Saved entries

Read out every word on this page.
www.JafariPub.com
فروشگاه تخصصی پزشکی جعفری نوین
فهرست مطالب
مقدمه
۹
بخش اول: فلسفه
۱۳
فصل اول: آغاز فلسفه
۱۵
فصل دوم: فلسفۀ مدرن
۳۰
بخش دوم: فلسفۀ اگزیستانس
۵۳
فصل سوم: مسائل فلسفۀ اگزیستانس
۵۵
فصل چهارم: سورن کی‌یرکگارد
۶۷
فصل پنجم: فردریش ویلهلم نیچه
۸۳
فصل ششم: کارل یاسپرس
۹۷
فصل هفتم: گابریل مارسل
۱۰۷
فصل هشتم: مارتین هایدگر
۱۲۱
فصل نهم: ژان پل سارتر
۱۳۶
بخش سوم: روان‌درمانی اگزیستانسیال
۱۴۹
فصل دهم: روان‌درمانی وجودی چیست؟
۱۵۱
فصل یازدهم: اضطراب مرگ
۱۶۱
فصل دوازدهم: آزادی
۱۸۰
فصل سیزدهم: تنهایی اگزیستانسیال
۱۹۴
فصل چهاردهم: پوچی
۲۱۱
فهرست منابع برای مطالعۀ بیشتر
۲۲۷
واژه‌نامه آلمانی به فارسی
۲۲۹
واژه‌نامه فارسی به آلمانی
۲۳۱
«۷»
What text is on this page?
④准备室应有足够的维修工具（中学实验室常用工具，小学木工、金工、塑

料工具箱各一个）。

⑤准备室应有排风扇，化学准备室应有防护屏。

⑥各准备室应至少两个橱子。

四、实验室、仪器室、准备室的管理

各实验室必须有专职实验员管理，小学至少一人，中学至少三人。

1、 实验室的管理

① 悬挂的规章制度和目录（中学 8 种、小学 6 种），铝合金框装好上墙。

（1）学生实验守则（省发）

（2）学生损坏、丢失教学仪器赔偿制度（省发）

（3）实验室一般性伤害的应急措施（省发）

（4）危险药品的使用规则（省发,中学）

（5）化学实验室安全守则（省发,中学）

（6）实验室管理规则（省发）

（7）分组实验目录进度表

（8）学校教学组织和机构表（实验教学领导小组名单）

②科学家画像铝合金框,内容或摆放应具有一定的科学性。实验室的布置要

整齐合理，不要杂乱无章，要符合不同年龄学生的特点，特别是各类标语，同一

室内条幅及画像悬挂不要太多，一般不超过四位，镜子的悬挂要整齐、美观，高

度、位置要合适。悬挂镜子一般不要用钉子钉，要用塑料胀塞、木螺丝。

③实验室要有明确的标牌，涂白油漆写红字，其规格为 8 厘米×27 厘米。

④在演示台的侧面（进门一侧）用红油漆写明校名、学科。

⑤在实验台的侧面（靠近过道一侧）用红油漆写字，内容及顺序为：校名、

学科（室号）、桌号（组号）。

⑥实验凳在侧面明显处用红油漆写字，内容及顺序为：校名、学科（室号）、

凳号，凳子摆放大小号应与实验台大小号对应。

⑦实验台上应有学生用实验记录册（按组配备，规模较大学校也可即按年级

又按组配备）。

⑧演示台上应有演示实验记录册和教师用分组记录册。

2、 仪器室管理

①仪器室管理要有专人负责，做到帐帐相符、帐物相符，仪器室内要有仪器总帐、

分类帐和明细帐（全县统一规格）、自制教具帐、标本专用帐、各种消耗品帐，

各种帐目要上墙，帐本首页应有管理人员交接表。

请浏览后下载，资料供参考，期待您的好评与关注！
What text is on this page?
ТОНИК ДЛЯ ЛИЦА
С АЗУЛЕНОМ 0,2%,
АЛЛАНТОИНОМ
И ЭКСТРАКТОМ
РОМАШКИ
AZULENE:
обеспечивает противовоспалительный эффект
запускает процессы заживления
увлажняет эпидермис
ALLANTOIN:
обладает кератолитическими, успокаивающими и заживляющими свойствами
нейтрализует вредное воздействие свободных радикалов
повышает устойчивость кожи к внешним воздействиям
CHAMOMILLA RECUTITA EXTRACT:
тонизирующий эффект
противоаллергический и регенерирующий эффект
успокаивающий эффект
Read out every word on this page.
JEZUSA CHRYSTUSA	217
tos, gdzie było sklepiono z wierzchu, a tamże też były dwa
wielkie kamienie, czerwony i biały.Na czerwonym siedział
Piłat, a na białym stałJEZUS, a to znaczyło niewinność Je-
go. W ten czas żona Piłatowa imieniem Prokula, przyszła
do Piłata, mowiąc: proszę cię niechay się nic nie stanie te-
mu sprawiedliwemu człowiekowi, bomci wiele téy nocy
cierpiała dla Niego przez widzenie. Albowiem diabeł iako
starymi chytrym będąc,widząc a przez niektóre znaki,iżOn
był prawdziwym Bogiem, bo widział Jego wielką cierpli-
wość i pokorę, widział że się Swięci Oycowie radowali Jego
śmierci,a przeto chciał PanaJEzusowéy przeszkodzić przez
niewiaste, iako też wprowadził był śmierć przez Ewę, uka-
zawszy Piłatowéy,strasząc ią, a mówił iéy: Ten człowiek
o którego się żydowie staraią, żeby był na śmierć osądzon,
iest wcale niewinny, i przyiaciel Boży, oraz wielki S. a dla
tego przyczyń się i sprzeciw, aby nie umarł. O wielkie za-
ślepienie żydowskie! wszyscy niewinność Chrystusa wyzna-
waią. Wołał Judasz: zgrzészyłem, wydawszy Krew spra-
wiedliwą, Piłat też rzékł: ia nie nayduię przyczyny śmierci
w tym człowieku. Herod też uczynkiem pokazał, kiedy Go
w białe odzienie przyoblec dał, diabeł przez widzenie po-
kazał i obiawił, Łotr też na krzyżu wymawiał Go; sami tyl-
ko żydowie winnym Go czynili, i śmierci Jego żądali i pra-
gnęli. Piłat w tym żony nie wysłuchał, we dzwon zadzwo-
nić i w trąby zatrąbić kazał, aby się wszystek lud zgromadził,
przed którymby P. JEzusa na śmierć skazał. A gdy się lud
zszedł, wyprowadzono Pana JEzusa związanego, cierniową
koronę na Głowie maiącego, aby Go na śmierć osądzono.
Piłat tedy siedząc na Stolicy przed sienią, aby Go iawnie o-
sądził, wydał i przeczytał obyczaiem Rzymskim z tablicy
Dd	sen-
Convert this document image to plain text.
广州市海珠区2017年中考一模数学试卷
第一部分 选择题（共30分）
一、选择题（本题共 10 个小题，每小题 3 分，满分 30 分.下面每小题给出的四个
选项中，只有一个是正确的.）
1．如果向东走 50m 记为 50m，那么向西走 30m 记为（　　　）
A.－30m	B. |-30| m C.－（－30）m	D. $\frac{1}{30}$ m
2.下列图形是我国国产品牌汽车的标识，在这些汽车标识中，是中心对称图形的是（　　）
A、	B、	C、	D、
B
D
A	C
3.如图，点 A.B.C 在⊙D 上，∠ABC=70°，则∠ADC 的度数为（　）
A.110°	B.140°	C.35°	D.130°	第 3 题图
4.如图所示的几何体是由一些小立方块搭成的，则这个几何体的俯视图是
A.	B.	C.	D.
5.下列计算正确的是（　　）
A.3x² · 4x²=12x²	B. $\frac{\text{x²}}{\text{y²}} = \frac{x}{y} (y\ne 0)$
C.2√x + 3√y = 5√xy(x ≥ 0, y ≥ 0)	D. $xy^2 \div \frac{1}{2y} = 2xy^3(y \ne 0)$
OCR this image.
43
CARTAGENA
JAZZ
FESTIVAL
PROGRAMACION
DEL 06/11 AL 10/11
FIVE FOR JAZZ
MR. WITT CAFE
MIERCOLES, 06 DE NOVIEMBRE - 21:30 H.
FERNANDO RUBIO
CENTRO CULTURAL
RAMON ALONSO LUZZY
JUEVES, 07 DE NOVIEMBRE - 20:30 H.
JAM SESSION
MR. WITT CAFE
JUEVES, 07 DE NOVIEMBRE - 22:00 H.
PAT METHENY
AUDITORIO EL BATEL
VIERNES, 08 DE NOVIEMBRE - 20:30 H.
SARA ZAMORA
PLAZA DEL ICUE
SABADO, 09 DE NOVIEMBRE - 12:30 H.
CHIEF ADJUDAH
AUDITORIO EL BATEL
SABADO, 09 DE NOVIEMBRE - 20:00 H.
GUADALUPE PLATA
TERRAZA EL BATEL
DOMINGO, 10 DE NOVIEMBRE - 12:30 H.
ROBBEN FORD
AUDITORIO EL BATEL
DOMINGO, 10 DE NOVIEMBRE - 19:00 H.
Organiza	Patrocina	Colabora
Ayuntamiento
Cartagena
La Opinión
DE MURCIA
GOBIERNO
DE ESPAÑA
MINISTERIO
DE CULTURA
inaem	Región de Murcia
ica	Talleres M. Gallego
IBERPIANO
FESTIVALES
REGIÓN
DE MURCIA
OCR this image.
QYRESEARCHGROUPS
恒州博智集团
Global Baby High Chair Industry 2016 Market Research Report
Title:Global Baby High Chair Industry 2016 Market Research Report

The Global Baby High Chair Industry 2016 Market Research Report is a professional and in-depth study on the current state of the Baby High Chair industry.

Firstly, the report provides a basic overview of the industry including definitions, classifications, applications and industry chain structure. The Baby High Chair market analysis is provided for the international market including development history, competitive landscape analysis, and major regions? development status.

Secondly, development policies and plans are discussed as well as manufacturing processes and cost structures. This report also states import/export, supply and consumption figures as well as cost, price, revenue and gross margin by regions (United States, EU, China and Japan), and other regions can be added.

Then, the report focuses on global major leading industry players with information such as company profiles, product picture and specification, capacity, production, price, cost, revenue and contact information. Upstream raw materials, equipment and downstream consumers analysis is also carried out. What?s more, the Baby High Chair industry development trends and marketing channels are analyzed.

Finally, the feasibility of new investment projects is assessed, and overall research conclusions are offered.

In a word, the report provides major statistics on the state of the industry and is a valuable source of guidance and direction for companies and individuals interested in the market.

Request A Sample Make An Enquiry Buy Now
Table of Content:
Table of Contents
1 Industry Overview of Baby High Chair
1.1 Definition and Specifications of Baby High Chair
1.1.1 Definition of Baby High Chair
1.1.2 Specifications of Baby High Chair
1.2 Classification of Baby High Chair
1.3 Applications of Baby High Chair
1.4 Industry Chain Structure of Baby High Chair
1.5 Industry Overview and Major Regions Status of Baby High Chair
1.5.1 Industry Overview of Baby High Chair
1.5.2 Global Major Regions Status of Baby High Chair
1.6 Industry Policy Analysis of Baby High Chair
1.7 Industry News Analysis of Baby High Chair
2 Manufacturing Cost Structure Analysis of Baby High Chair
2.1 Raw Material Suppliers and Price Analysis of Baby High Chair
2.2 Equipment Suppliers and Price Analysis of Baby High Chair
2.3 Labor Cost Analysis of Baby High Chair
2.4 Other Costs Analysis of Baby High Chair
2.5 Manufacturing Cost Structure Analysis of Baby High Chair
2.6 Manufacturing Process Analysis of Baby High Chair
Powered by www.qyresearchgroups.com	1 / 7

▶ [Given task] Copy every line above in which the string "NOVIEMBRE" shows up.

▶ [Finished answer]
MIERCOLES, 06 DE NOVIEMBRE - 21:30 H.
JUEVES, 07 DE NOVIEMBRE - 20:30 H.
JUEVES, 07 DE NOVIEMBRE - 22:00 H.
VIERNES, 08 DE NOVIEMBRE - 20:30 H.
SABADO, 09 DE NOVIEMBRE - 12:30 H.
SABADO, 09 DE NOVIEMBRE - 20:00 H.
DOMINGO, 10 DE NOVIEMBRE - 12:30 H.
DOMINGO, 10 DE NOVIEMBRE - 19:00 H.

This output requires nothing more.